Wherever "title" appears in a line, list that line.

* Begin Records for this exercise *

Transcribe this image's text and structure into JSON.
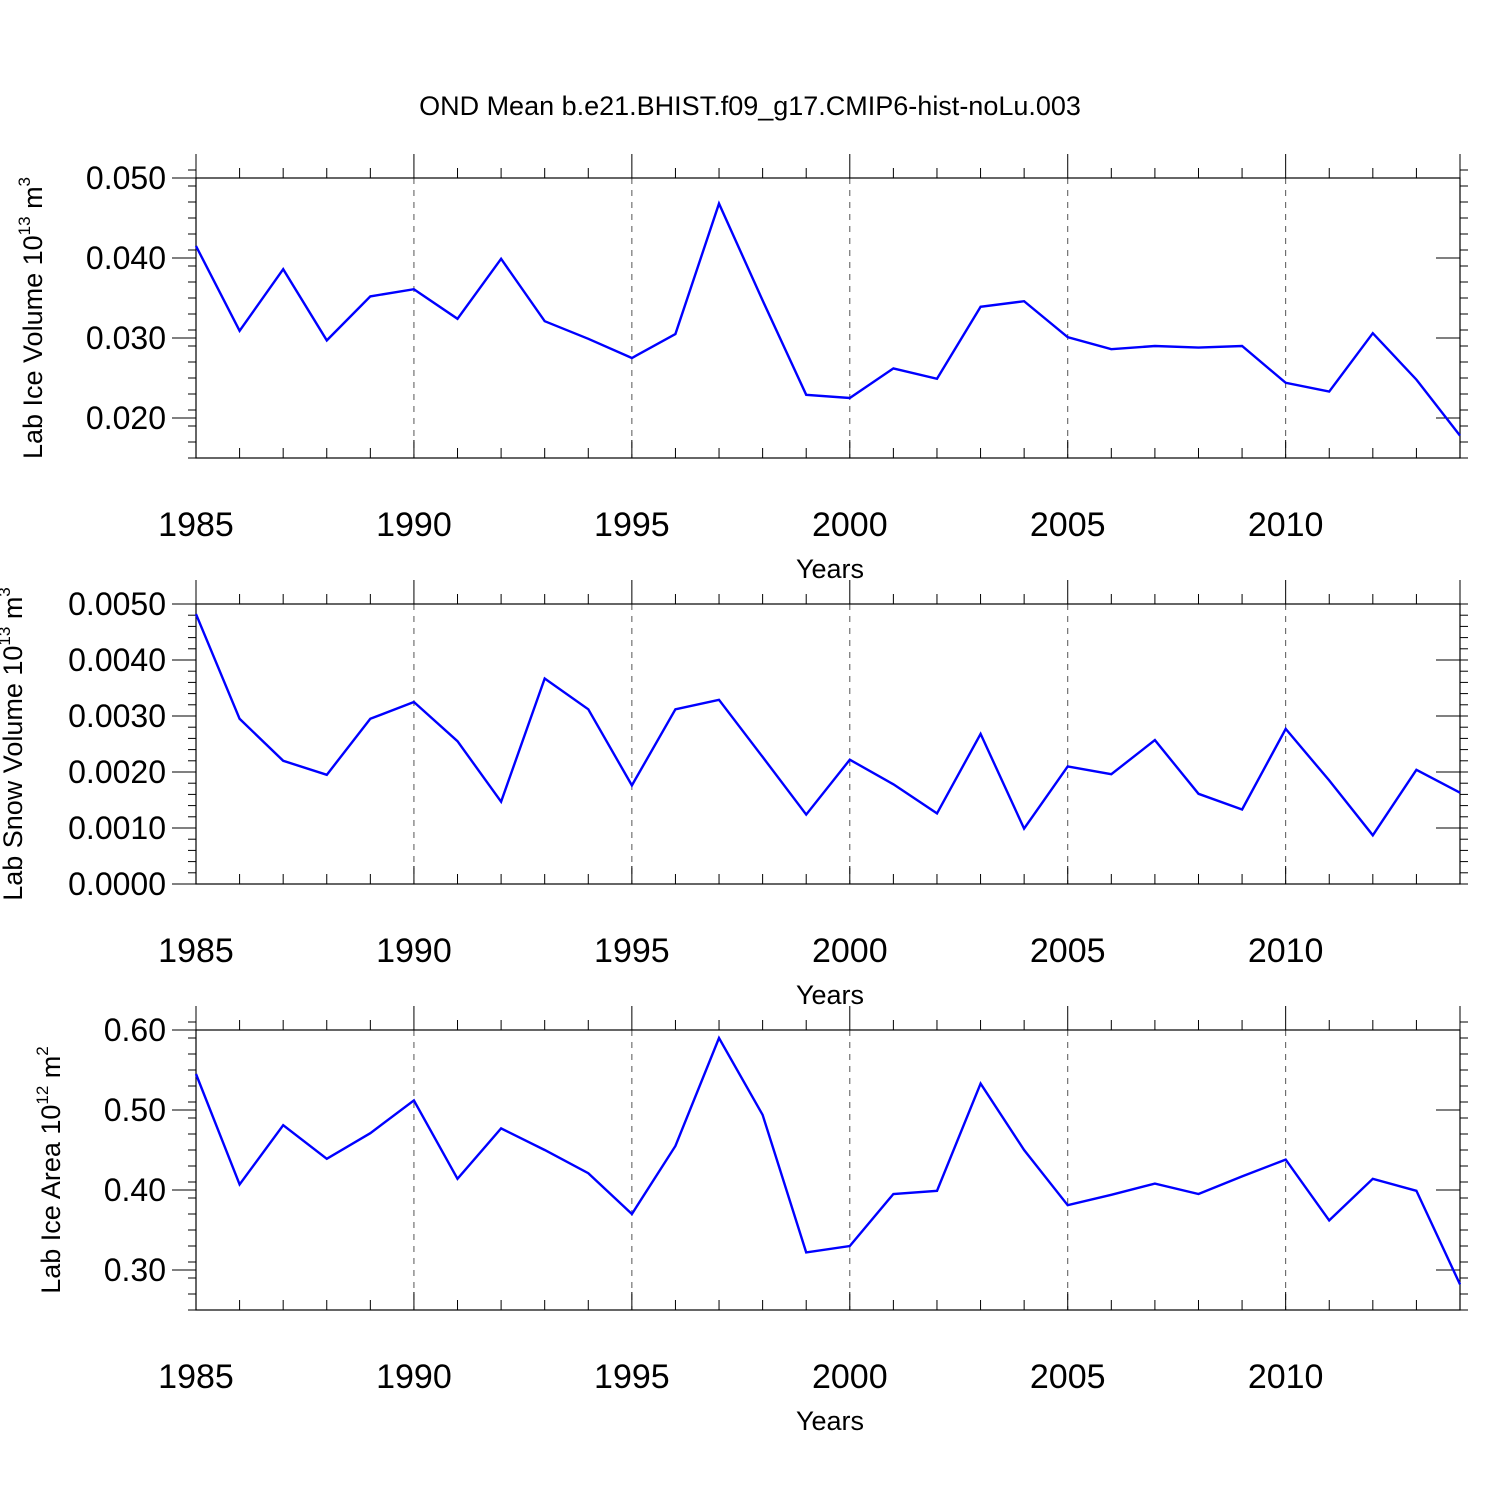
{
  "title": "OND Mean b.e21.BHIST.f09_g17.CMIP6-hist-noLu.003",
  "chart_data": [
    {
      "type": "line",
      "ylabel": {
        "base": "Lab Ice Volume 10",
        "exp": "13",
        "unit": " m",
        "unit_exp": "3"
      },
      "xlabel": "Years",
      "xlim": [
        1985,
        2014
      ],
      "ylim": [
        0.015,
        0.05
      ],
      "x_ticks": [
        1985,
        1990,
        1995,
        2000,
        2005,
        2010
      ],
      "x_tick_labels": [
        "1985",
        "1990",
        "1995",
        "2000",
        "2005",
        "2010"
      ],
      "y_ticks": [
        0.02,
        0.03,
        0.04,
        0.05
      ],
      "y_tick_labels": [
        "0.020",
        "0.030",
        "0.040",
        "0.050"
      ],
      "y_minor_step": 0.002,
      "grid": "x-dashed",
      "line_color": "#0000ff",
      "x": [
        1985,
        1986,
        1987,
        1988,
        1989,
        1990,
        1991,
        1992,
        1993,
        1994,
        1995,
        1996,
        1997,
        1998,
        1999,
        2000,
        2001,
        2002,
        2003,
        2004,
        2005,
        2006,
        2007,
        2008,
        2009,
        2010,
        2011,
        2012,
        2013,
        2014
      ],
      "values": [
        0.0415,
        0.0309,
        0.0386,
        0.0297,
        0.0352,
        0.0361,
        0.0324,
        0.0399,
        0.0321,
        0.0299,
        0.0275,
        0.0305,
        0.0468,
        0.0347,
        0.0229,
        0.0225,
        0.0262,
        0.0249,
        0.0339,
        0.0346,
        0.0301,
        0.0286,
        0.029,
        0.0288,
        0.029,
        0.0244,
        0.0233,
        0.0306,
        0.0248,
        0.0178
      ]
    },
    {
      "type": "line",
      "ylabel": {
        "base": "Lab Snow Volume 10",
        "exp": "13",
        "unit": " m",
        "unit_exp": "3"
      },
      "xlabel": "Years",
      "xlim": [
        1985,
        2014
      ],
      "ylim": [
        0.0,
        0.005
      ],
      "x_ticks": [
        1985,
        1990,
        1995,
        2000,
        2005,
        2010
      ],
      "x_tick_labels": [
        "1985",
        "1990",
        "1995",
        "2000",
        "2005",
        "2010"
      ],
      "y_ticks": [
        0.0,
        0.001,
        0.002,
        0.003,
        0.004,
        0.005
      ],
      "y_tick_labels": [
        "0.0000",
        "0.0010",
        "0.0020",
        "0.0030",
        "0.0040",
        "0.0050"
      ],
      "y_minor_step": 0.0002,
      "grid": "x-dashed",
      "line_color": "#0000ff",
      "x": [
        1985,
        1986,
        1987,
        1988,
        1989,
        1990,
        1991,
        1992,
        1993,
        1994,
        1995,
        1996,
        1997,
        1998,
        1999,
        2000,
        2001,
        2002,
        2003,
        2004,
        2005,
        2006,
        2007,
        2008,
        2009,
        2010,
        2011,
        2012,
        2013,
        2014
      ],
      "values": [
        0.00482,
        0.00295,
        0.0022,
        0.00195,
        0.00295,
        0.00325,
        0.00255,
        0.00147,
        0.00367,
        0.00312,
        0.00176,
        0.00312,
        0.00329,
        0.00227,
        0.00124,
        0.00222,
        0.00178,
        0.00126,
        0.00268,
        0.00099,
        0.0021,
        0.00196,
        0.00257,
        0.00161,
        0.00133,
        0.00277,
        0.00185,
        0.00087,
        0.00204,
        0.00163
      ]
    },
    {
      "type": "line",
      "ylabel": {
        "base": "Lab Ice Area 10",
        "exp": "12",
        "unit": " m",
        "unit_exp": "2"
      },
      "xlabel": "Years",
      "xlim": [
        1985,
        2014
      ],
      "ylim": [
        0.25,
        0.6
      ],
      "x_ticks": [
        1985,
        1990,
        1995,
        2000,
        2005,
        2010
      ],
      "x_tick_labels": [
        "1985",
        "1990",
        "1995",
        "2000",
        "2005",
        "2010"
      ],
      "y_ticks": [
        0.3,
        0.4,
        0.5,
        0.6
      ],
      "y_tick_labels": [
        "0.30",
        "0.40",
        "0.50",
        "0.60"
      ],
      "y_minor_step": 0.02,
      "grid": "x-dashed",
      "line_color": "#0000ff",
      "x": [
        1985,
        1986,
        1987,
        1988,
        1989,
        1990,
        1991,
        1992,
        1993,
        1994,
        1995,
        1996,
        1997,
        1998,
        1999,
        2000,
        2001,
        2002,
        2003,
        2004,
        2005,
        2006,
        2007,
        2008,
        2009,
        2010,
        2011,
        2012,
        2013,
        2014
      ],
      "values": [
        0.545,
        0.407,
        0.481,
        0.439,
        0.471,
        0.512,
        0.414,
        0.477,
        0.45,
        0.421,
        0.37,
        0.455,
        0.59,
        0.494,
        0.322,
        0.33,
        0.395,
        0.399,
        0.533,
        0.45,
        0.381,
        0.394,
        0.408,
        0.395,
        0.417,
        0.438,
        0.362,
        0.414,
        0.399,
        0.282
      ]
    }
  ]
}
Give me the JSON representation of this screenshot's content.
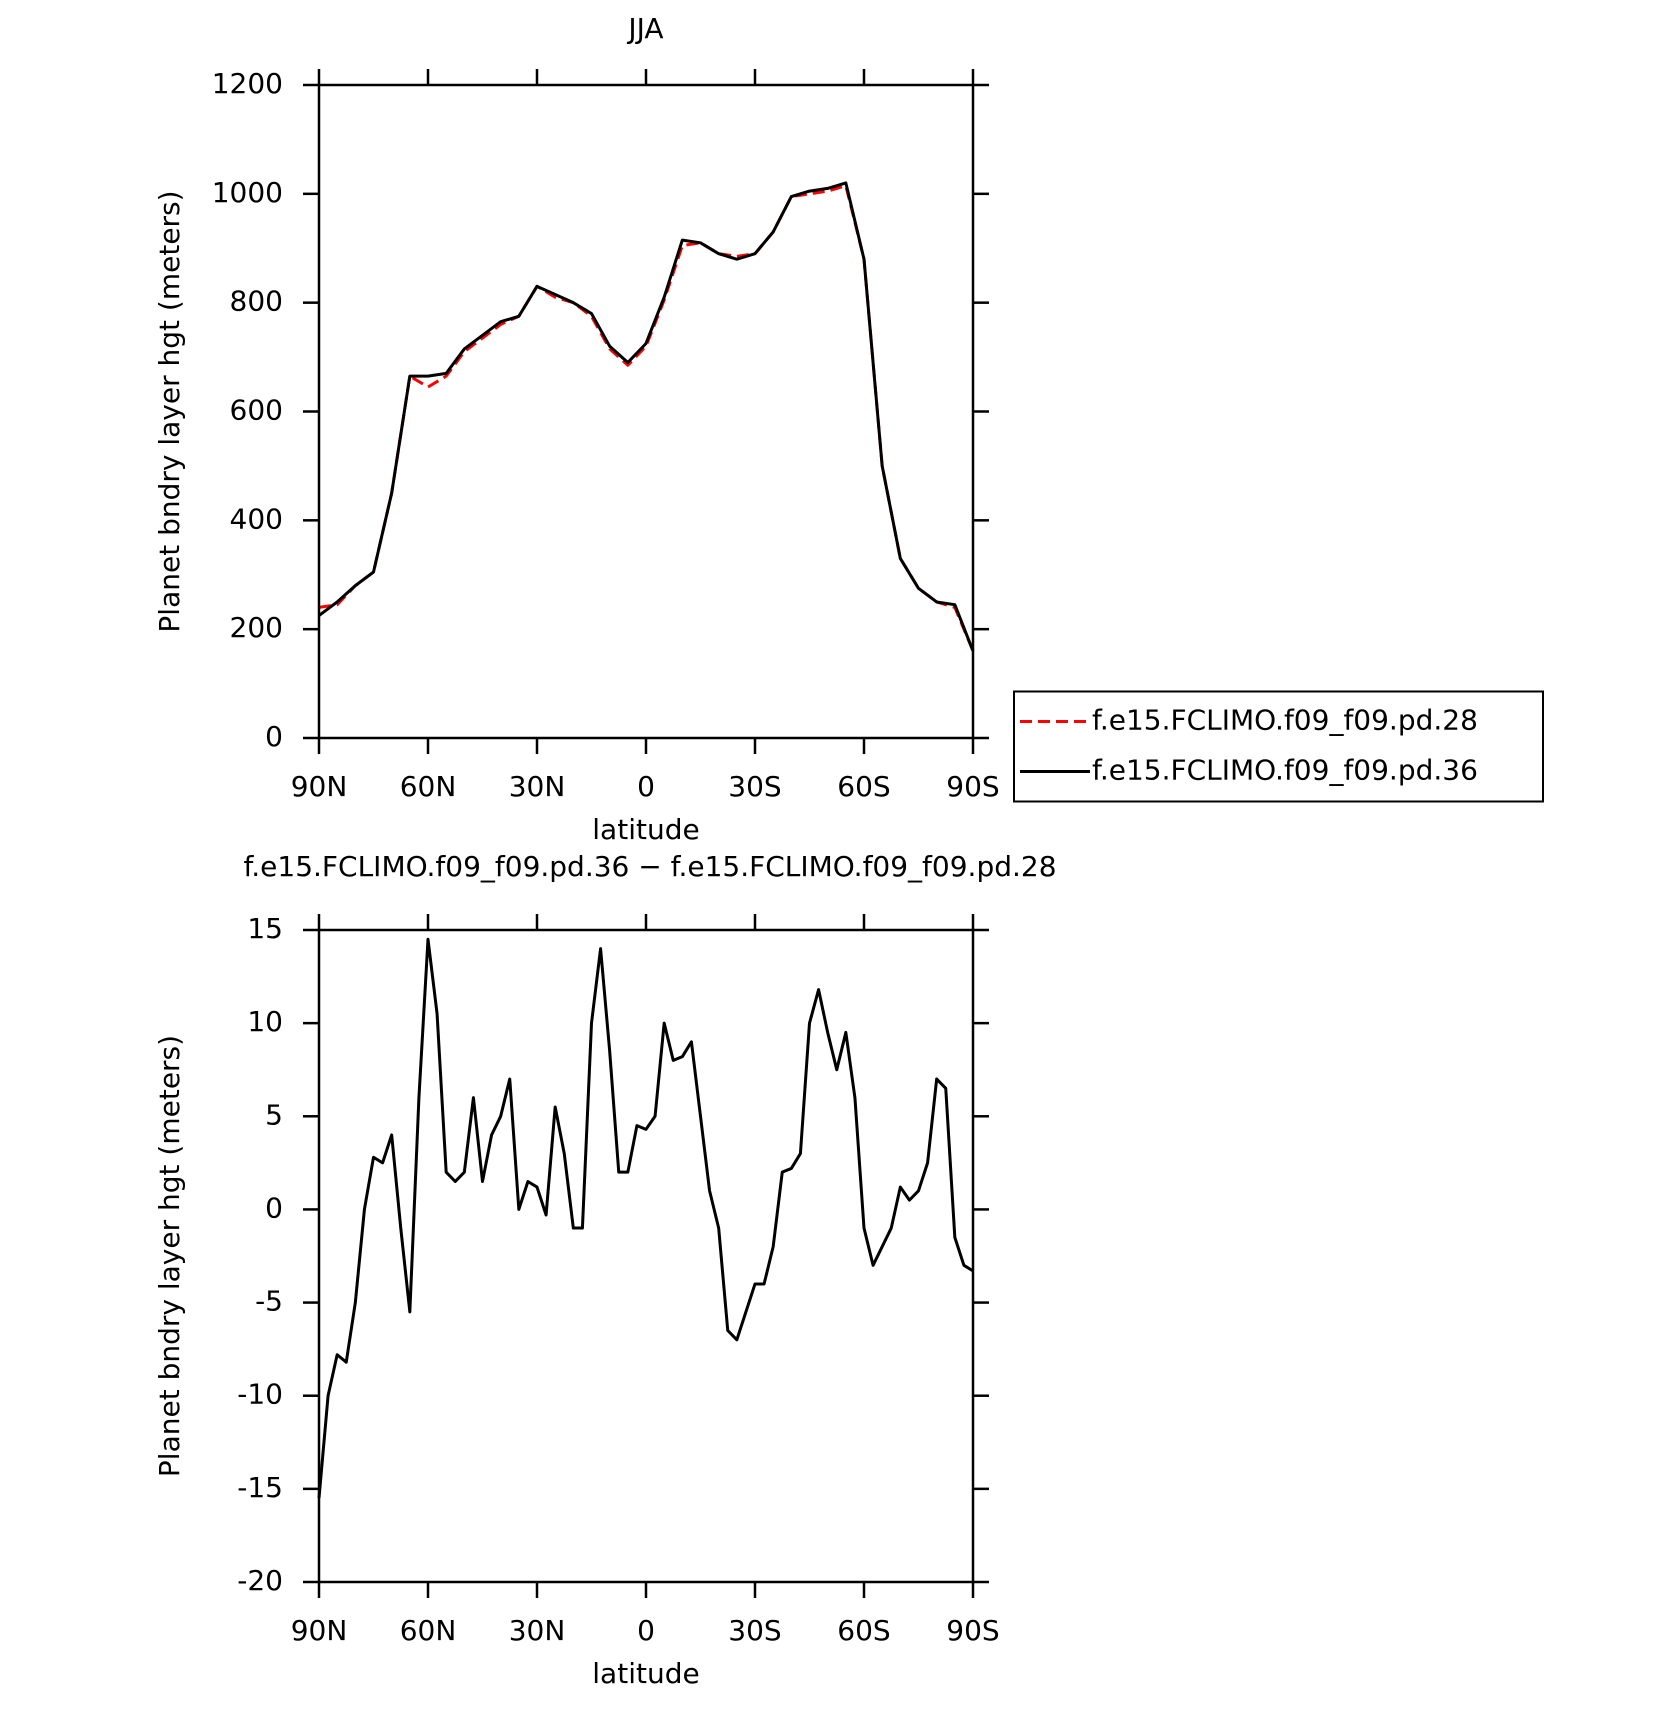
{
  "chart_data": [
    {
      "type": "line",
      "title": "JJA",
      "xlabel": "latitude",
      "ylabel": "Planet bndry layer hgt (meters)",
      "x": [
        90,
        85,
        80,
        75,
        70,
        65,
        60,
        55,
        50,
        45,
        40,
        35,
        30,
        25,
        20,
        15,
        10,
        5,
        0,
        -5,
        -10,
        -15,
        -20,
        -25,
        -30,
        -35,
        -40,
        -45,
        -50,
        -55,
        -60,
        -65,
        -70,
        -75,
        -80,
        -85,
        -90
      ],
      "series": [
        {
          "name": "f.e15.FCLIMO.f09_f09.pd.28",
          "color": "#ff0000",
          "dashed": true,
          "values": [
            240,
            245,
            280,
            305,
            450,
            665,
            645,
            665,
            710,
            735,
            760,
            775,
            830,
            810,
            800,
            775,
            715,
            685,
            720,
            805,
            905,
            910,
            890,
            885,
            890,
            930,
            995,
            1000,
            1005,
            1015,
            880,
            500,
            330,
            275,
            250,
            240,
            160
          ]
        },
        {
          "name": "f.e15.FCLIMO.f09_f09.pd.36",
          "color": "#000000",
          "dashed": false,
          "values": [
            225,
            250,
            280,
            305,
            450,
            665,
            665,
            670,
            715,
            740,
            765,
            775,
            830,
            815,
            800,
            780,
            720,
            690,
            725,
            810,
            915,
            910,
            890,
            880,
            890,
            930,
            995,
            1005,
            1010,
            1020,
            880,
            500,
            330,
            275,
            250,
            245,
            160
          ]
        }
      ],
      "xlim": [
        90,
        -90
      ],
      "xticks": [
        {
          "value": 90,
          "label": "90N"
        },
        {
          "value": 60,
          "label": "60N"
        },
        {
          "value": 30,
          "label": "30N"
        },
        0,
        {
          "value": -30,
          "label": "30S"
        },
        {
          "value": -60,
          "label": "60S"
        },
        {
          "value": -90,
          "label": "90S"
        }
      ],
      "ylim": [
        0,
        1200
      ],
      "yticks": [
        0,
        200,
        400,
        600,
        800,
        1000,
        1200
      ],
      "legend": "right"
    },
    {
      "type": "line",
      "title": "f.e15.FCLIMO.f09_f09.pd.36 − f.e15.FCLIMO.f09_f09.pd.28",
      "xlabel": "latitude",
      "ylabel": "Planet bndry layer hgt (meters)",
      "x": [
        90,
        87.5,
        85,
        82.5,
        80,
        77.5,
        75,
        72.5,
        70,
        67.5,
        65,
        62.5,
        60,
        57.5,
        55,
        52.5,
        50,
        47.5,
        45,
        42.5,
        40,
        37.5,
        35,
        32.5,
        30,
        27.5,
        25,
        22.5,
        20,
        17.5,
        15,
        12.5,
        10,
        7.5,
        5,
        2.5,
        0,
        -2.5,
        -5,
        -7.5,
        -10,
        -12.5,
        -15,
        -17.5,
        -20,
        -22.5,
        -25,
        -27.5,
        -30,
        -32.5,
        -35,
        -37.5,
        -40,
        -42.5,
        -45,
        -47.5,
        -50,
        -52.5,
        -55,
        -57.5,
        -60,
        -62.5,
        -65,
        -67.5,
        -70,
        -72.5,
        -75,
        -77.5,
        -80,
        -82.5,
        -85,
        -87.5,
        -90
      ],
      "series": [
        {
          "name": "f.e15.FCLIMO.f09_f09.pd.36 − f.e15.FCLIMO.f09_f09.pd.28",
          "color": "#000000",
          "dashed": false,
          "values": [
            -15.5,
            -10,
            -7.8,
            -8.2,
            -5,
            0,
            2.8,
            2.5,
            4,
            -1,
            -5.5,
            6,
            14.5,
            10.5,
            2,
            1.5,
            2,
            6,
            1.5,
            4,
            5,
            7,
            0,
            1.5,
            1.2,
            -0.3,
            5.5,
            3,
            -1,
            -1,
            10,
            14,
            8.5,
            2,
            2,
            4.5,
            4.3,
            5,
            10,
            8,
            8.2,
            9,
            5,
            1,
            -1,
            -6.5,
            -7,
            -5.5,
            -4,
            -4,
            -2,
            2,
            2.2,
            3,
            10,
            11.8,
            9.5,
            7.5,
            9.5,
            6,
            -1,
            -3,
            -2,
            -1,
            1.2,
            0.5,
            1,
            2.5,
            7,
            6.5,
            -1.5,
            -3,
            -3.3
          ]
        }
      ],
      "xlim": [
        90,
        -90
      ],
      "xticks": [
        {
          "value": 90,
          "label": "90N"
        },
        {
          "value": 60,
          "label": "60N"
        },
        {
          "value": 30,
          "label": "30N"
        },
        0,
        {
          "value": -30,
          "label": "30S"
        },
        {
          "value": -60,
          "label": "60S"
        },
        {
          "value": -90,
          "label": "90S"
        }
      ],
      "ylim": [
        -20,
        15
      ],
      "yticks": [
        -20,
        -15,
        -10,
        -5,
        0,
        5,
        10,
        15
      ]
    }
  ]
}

* End Records for this exercise *

Solution below.
  "title": "OND Mean b.e21.BHIST.f09_g17.CMIP6-hist-noLu.003",
      "title": "JJA",
      "title": "f.e15.FCLIMO.f09_f09.pd.36 − f.e15.FCLIMO.f09_f09.pd.28",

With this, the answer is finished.